Set task
Restate the records below word for word.

::::

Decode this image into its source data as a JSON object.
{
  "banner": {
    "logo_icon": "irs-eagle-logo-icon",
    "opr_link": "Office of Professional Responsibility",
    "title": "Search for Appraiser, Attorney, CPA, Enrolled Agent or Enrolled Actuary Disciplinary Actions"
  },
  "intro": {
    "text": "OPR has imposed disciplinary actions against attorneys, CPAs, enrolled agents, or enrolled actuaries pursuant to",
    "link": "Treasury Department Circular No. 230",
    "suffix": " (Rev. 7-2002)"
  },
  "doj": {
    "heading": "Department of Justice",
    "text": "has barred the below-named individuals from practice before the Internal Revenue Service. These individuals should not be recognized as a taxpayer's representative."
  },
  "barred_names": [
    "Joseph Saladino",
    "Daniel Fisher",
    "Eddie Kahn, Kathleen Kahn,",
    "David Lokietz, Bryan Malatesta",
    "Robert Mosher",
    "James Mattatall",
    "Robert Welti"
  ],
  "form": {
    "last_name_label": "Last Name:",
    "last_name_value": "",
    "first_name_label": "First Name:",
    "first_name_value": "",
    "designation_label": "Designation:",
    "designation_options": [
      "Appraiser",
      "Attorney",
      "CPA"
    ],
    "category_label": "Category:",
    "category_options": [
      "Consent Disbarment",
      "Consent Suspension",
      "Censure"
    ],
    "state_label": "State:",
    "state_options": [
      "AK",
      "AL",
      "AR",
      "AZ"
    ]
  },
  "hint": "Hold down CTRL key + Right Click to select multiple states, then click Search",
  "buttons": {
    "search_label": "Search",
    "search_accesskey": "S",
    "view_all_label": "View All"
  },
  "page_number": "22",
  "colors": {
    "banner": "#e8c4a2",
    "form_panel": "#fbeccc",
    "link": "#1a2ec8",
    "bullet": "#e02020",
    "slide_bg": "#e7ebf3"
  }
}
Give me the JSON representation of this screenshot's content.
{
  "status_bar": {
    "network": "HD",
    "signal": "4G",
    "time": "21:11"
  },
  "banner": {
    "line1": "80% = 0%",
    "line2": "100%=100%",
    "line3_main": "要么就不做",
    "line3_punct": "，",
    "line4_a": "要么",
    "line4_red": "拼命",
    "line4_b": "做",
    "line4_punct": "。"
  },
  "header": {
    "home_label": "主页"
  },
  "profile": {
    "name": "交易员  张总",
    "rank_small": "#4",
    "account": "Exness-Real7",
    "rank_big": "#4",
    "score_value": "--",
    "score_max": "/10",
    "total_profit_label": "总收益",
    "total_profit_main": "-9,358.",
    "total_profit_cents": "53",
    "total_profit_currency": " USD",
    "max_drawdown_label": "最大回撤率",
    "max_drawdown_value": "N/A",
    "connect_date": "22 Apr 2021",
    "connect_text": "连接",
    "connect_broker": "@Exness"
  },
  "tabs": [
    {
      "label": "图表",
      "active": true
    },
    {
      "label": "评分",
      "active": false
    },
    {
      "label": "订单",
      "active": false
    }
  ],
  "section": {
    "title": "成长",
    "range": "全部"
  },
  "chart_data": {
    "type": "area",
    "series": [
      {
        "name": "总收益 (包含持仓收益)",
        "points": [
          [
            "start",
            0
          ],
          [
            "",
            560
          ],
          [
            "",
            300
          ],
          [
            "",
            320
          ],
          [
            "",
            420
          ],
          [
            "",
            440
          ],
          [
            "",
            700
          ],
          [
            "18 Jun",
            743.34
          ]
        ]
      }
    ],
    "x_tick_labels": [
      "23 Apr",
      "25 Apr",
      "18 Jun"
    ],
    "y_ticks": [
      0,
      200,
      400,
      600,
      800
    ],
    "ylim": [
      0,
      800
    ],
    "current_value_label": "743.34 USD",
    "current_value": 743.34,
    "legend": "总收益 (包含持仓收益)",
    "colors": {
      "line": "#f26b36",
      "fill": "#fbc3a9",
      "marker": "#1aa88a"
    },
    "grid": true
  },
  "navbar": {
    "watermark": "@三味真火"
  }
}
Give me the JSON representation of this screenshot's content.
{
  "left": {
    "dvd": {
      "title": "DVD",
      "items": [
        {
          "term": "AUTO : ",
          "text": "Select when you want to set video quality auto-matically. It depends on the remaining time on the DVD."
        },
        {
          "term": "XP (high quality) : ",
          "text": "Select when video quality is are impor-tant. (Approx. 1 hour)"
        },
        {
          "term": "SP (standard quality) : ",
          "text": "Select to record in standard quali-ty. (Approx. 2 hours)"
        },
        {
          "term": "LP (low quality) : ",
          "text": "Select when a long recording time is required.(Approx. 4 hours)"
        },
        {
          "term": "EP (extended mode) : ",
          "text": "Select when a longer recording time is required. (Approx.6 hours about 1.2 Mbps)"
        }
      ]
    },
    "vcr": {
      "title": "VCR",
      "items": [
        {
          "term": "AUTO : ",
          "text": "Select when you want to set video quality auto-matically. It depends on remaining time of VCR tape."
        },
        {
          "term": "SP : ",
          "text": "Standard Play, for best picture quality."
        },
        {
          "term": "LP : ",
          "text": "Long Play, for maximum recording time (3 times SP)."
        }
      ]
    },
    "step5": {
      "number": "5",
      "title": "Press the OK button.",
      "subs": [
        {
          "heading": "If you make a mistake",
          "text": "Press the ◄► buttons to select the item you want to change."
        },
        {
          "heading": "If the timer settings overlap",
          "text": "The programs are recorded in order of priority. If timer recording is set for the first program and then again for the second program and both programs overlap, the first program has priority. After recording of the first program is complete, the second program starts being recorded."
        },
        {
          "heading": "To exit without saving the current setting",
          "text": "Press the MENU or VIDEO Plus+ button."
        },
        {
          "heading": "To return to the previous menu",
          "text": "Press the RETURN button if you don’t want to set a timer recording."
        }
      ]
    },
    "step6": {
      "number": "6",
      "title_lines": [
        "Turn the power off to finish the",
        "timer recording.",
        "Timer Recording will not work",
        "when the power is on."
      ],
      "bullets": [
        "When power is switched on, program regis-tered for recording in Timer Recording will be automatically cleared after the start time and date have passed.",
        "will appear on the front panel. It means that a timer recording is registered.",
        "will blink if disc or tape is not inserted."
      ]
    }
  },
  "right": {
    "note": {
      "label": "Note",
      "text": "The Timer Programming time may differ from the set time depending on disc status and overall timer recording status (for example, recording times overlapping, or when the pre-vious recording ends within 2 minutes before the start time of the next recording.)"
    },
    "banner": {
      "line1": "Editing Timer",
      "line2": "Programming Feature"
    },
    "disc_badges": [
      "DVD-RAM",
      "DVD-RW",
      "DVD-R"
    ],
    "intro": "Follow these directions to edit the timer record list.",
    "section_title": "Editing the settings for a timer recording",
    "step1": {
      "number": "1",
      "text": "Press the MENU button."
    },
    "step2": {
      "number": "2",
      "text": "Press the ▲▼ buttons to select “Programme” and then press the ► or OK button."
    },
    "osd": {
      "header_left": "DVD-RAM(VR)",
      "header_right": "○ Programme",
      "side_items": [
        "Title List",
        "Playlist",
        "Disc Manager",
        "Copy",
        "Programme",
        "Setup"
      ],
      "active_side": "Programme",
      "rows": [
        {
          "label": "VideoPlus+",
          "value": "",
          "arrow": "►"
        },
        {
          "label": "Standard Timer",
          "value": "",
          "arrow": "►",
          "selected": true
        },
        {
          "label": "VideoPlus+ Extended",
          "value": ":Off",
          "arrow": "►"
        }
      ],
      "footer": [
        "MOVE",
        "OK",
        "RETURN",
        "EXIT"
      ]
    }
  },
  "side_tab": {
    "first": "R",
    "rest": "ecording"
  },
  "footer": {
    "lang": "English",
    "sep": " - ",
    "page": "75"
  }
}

::::

Result for this exercise
Decode this image into its source data as a JSON object.
{
  "banner": {
    "logo_icon": "irs-eagle-logo-icon",
    "opr_link": "Office of Professional Responsibility",
    "title": "Search for Appraiser, Attorney, CPA, Enrolled Agent or Enrolled Actuary Disciplinary Actions"
  },
  "intro": {
    "text": "OPR has imposed disciplinary actions against attorneys, CPAs, enrolled agents, or enrolled actuaries pursuant to",
    "link": "Treasury Department Circular No. 230",
    "suffix": " (Rev. 7-2002)"
  },
  "doj": {
    "heading": "Department of Justice",
    "text": "has barred the below-named individuals from practice before the Internal Revenue Service. These individuals should not be recognized as a taxpayer's representative."
  },
  "barred_names": [
    "Joseph Saladino",
    "Daniel Fisher",
    "Eddie Kahn, Kathleen Kahn,",
    "David Lokietz, Bryan Malatesta",
    "Robert Mosher",
    "James Mattatall",
    "Robert Welti"
  ],
  "form": {
    "last_name_label": "Last Name:",
    "last_name_value": "",
    "first_name_label": "First Name:",
    "first_name_value": "",
    "designation_label": "Designation:",
    "designation_options": [
      "Appraiser",
      "Attorney",
      "CPA"
    ],
    "category_label": "Category:",
    "category_options": [
      "Consent Disbarment",
      "Consent Suspension",
      "Censure"
    ],
    "state_label": "State:",
    "state_options": [
      "AK",
      "AL",
      "AR",
      "AZ"
    ]
  },
  "hint": "Hold down CTRL key + Right Click to select multiple states, then click Search",
  "buttons": {
    "search_label": "Search",
    "search_accesskey": "S",
    "view_all_label": "View All"
  },
  "page_number": "22",
  "colors": {
    "banner": "#e8c4a2",
    "form_panel": "#fbeccc",
    "link": "#1a2ec8",
    "bullet": "#e02020",
    "slide_bg": "#e7ebf3"
  }
}
Give me the JSON representation of this screenshot's content.
{
  "status_bar": {
    "network": "HD",
    "signal": "4G",
    "time": "21:11"
  },
  "banner": {
    "line1": "80% = 0%",
    "line2": "100%=100%",
    "line3_main": "要么就不做",
    "line3_punct": "，",
    "line4_a": "要么",
    "line4_red": "拼命",
    "line4_b": "做",
    "line4_punct": "。"
  },
  "header": {
    "home_label": "主页"
  },
  "profile": {
    "name": "交易员  张总",
    "rank_small": "#4",
    "account": "Exness-Real7",
    "rank_big": "#4",
    "score_value": "--",
    "score_max": "/10",
    "total_profit_label": "总收益",
    "total_profit_main": "-9,358.",
    "total_profit_cents": "53",
    "total_profit_currency": " USD",
    "max_drawdown_label": "最大回撤率",
    "max_drawdown_value": "N/A",
    "connect_date": "22 Apr 2021",
    "connect_text": "连接",
    "connect_broker": "@Exness"
  },
  "tabs": [
    {
      "label": "图表",
      "active": true
    },
    {
      "label": "评分",
      "active": false
    },
    {
      "label": "订单",
      "active": false
    }
  ],
  "section": {
    "title": "成长",
    "range": "全部"
  },
  "chart_data": {
    "type": "area",
    "series": [
      {
        "name": "总收益 (包含持仓收益)",
        "points": [
          [
            "start",
            0
          ],
          [
            "",
            560
          ],
          [
            "",
            300
          ],
          [
            "",
            320
          ],
          [
            "",
            420
          ],
          [
            "",
            440
          ],
          [
            "",
            700
          ],
          [
            "18 Jun",
            743.34
          ]
        ]
      }
    ],
    "x_tick_labels": [
      "23 Apr",
      "25 Apr",
      "18 Jun"
    ],
    "y_ticks": [
      0,
      200,
      400,
      600,
      800
    ],
    "ylim": [
      0,
      800
    ],
    "current_value_label": "743.34 USD",
    "current_value": 743.34,
    "legend": "总收益 (包含持仓收益)",
    "colors": {
      "line": "#f26b36",
      "fill": "#fbc3a9",
      "marker": "#1aa88a"
    },
    "grid": true
  },
  "navbar": {
    "watermark": "@三味真火"
  }
}
Give me the JSON representation of this screenshot's content.
{
  "left": {
    "dvd": {
      "title": "DVD",
      "items": [
        {
          "term": "AUTO : ",
          "text": "Select when you want to set video quality auto-matically. It depends on the remaining time on the DVD."
        },
        {
          "term": "XP (high quality) : ",
          "text": "Select when video quality is are impor-tant. (Approx. 1 hour)"
        },
        {
          "term": "SP (standard quality) : ",
          "text": "Select to record in standard quali-ty. (Approx. 2 hours)"
        },
        {
          "term": "LP (low quality) : ",
          "text": "Select when a long recording time is required.(Approx. 4 hours)"
        },
        {
          "term": "EP (extended mode) : ",
          "text": "Select when a longer recording time is required. (Approx.6 hours about 1.2 Mbps)"
        }
      ]
    },
    "vcr": {
      "title": "VCR",
      "items": [
        {
          "term": "AUTO : ",
          "text": "Select when you want to set video quality auto-matically. It depends on remaining time of VCR tape."
        },
        {
          "term": "SP : ",
          "text": "Standard Play, for best picture quality."
        },
        {
          "term": "LP : ",
          "text": "Long Play, for maximum recording time (3 times SP)."
        }
      ]
    },
    "step5": {
      "number": "5",
      "title": "Press the OK button.",
      "subs": [
        {
          "heading": "If you make a mistake",
          "text": "Press the ◄► buttons to select the item you want to change."
        },
        {
          "heading": "If the timer settings overlap",
          "text": "The programs are recorded in order of priority. If timer recording is set for the first program and then again for the second program and both programs overlap, the first program has priority. After recording of the first program is complete, the second program starts being recorded."
        },
        {
          "heading": "To exit without saving the current setting",
          "text": "Press the MENU or VIDEO Plus+ button."
        },
        {
          "heading": "To return to the previous menu",
          "text": "Press the RETURN button if you don’t want to set a timer recording."
        }
      ]
    },
    "step6": {
      "number": "6",
      "title_lines": [
        "Turn the power off to finish the",
        "timer recording.",
        "Timer Recording will not work",
        "when the power is on."
      ],
      "bullets": [
        "When power is switched on, program regis-tered for recording in Timer Recording will be automatically cleared after the start time and date have passed.",
        "will appear on the front panel. It means that a timer recording is registered.",
        "will blink if disc or tape is not inserted."
      ]
    }
  },
  "right": {
    "note": {
      "label": "Note",
      "text": "The Timer Programming time may differ from the set time depending on disc status and overall timer recording status (for example, recording times overlapping, or when the pre-vious recording ends within 2 minutes before the start time of the next recording.)"
    },
    "banner": {
      "line1": "Editing Timer",
      "line2": "Programming Feature"
    },
    "disc_badges": [
      "DVD-RAM",
      "DVD-RW",
      "DVD-R"
    ],
    "intro": "Follow these directions to edit the timer record list.",
    "section_title": "Editing the settings for a timer recording",
    "step1": {
      "number": "1",
      "text": "Press the MENU button."
    },
    "step2": {
      "number": "2",
      "text": "Press the ▲▼ buttons to select “Programme” and then press the ► or OK button."
    },
    "osd": {
      "header_left": "DVD-RAM(VR)",
      "header_right": "○ Programme",
      "side_items": [
        "Title List",
        "Playlist",
        "Disc Manager",
        "Copy",
        "Programme",
        "Setup"
      ],
      "active_side": "Programme",
      "rows": [
        {
          "label": "VideoPlus+",
          "value": "",
          "arrow": "►"
        },
        {
          "label": "Standard Timer",
          "value": "",
          "arrow": "►",
          "selected": true
        },
        {
          "label": "VideoPlus+ Extended",
          "value": ":Off",
          "arrow": "►"
        }
      ],
      "footer": [
        "MOVE",
        "OK",
        "RETURN",
        "EXIT"
      ]
    }
  },
  "side_tab": {
    "first": "R",
    "rest": "ecording"
  },
  "footer": {
    "lang": "English",
    "sep": " - ",
    "page": "75"
  }
}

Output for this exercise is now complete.